**Task prompt:**
Find all lines in the records that include the word "Finland", and copy them out.

**Supplied material:**
------------------------

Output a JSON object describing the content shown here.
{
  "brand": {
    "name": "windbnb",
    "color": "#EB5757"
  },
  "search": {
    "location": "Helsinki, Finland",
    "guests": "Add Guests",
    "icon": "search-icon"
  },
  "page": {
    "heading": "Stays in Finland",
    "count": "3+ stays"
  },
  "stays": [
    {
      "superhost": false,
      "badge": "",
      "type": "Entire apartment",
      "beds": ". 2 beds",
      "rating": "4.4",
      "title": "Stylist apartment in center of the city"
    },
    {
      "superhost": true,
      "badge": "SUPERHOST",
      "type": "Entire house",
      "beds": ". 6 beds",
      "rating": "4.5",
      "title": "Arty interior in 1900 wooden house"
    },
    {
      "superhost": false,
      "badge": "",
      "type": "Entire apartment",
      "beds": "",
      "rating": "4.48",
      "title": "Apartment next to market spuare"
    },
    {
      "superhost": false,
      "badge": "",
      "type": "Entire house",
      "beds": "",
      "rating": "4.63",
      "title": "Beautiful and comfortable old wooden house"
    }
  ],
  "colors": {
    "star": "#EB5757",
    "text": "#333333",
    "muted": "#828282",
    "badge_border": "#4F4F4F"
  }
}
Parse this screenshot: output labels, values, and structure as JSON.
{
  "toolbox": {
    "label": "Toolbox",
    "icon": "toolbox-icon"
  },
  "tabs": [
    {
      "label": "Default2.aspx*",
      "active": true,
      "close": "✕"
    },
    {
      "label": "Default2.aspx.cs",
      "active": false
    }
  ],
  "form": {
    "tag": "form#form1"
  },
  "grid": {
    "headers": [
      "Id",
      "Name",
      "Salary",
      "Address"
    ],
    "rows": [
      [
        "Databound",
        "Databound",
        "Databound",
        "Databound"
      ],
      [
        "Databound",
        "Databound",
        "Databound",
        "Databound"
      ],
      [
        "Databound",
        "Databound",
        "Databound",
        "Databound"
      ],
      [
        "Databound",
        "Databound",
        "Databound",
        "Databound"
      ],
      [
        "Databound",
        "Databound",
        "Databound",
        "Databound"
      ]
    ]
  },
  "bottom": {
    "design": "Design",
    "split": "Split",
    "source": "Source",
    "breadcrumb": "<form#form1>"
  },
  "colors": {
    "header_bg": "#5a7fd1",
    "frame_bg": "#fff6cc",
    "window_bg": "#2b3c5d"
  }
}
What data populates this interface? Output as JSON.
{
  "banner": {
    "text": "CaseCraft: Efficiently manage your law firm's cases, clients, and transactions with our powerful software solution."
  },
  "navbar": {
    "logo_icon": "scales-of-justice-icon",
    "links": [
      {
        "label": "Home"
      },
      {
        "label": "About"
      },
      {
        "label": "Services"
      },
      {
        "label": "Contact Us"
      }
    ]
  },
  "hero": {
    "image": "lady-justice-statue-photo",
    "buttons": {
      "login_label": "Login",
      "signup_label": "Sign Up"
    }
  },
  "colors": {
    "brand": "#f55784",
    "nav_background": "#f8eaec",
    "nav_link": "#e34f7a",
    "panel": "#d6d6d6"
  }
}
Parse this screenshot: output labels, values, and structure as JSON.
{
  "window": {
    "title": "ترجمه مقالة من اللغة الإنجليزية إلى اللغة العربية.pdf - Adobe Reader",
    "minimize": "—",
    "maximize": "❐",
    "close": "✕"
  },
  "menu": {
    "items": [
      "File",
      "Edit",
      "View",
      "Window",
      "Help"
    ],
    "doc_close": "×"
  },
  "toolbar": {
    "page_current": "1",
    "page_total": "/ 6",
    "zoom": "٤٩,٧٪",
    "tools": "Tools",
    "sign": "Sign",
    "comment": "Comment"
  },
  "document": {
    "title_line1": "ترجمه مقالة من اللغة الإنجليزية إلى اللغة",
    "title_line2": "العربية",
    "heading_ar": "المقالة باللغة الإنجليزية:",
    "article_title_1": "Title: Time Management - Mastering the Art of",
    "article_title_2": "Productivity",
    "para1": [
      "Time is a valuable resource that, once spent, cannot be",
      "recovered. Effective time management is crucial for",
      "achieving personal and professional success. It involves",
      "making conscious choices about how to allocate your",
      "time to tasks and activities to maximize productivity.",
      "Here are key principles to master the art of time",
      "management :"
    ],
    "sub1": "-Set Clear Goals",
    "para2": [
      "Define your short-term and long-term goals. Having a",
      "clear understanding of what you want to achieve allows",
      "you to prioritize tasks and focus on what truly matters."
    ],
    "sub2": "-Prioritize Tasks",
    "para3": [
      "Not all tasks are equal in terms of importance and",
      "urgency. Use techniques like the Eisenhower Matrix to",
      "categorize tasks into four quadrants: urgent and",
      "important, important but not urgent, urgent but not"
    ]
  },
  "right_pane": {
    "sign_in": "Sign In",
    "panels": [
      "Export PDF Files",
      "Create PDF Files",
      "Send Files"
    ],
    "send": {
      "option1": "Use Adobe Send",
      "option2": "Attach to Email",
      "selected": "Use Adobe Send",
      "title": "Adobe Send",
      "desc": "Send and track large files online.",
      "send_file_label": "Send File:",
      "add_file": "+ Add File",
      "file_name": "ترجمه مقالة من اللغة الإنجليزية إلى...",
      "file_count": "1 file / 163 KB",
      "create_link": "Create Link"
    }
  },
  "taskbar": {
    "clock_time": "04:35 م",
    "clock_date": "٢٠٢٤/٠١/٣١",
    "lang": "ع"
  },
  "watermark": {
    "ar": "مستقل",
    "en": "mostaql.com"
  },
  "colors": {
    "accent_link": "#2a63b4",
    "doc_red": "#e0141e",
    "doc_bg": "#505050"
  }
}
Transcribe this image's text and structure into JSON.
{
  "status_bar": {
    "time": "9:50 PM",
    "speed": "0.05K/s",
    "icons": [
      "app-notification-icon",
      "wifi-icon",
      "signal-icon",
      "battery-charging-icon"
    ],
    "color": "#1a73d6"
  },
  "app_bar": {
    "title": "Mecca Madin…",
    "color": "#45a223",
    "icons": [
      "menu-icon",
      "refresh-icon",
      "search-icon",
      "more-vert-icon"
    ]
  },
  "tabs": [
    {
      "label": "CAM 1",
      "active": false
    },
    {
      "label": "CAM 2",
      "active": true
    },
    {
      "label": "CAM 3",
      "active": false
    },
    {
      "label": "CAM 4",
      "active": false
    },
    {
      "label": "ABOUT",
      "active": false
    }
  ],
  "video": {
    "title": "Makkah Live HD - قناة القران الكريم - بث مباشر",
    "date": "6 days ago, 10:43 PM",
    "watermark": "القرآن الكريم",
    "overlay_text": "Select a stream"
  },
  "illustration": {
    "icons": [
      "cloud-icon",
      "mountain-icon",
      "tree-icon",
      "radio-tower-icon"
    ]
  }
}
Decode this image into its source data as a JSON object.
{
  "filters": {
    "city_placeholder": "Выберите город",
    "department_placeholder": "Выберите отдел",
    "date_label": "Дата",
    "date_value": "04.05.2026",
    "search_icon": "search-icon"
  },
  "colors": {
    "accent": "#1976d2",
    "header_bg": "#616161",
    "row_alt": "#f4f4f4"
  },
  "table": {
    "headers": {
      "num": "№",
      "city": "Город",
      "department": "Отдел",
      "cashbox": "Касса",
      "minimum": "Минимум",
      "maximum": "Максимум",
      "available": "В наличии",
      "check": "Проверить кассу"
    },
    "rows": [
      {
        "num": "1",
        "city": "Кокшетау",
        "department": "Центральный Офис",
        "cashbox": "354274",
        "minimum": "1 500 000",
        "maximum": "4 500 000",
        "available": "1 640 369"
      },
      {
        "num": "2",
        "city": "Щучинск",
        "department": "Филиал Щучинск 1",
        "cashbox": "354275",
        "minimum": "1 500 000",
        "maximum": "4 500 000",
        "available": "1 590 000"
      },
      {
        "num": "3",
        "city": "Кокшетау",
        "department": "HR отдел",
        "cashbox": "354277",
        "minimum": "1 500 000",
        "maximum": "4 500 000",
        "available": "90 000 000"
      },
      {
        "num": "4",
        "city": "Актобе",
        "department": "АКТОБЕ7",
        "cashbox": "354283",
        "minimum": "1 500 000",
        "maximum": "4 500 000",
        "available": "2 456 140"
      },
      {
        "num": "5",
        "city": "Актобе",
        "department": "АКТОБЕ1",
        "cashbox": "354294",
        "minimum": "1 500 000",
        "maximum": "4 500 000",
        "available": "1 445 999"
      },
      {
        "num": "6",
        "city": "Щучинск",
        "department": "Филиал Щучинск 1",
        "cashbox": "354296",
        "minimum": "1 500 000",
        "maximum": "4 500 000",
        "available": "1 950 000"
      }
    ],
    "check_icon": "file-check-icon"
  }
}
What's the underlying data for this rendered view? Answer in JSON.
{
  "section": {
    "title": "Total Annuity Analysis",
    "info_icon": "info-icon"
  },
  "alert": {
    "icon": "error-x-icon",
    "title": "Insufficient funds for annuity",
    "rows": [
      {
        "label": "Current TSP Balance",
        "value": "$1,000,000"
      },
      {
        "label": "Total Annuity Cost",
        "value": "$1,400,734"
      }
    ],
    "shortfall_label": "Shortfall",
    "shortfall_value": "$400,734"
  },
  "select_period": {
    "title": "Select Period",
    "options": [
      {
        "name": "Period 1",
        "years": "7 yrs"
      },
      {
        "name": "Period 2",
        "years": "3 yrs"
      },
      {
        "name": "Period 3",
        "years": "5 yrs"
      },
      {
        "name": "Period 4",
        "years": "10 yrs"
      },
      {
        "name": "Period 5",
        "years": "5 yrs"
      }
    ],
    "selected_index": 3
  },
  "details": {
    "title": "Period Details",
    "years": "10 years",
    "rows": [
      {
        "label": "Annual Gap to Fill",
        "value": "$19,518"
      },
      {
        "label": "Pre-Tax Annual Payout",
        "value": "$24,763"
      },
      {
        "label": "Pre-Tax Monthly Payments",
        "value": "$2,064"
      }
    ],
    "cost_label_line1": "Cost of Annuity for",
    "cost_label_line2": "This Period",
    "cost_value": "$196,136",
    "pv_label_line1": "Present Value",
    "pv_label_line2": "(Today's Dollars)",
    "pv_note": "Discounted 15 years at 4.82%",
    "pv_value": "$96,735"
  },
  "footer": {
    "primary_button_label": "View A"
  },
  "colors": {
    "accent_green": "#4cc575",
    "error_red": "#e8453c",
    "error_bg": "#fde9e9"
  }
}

------------------------

**Problem solution:**
    "location": "Helsinki, Finland",
    "heading": "Stays in Finland",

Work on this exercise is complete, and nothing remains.